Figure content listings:
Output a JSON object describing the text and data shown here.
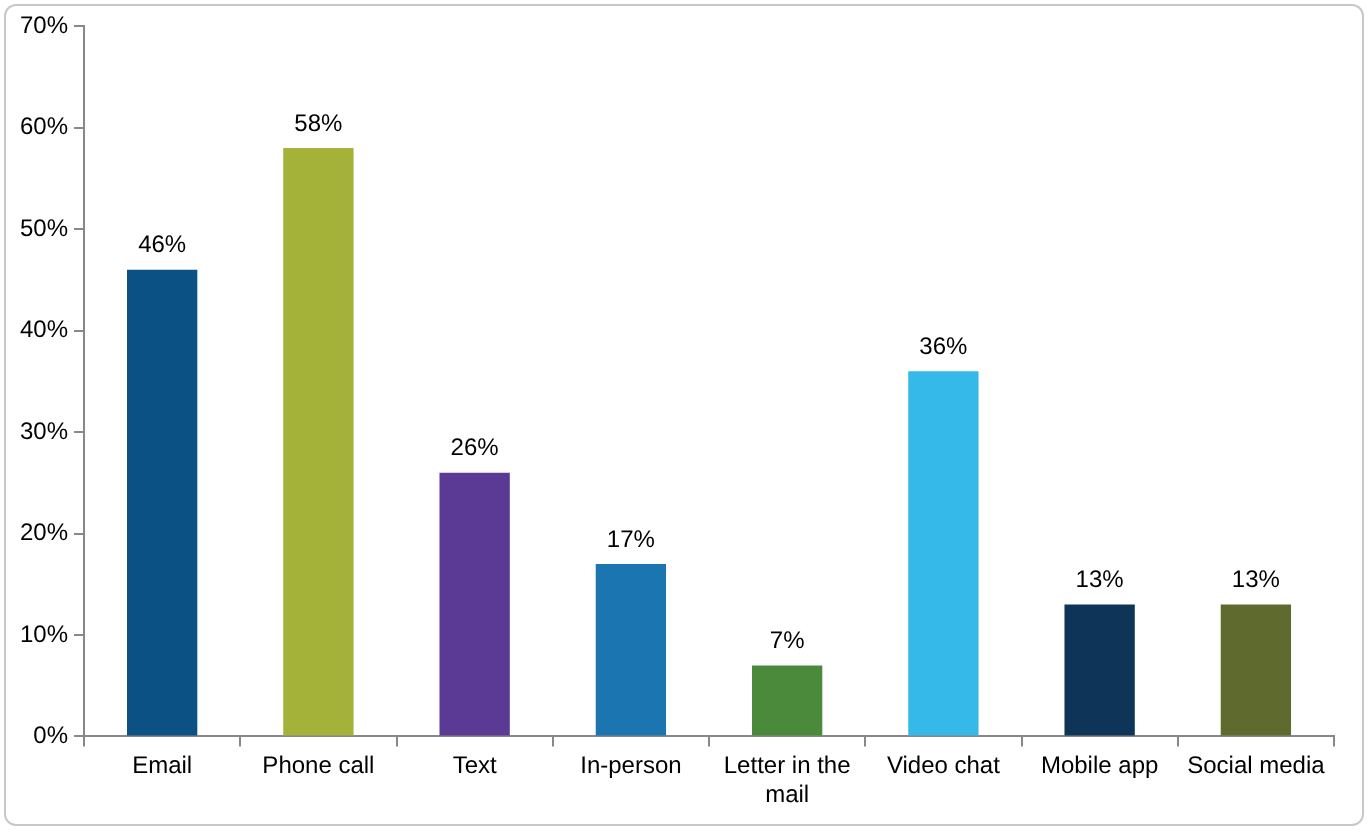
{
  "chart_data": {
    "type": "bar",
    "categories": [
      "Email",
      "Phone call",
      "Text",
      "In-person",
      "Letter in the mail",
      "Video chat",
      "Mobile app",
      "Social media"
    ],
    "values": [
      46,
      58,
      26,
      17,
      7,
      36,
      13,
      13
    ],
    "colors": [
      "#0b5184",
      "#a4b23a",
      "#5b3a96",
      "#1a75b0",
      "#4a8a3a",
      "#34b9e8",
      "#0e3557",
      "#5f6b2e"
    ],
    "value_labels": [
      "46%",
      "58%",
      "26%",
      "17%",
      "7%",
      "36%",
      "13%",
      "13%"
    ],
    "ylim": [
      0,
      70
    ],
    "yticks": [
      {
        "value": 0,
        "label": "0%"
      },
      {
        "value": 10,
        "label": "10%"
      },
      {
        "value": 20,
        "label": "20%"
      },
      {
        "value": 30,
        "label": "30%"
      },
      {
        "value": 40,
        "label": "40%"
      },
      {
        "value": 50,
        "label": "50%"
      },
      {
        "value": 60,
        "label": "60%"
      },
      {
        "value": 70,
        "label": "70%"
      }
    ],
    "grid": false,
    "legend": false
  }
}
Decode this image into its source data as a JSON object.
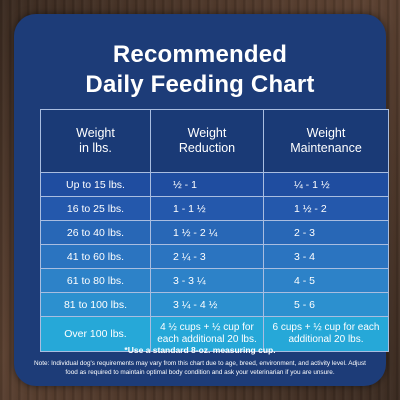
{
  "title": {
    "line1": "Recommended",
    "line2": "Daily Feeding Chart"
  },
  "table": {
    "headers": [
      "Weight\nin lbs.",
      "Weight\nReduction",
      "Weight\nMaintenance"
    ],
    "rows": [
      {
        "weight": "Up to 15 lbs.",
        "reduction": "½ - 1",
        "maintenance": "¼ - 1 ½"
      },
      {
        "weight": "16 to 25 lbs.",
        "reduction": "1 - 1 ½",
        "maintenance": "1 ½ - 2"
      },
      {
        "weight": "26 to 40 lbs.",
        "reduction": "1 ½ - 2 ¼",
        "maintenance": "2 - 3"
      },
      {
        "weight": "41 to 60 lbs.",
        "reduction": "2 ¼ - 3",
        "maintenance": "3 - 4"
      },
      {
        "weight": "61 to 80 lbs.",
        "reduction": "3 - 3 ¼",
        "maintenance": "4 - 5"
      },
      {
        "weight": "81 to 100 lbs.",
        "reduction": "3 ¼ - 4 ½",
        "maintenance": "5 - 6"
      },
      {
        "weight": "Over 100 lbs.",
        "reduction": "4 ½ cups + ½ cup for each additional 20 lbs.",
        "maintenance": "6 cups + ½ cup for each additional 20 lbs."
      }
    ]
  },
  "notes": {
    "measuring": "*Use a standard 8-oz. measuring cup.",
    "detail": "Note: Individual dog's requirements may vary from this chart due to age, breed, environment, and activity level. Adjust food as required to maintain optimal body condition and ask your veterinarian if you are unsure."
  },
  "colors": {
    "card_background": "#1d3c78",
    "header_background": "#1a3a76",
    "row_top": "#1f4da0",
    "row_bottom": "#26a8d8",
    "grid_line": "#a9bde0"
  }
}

* _Problem requirements_: Copy each line of the records above that carries the word "cups".

* _Reply to the task_:
        "reduction": "4 ½ cups + ½ cup for each additional 20 lbs.",
        "maintenance": "6 cups + ½ cup for each additional 20 lbs."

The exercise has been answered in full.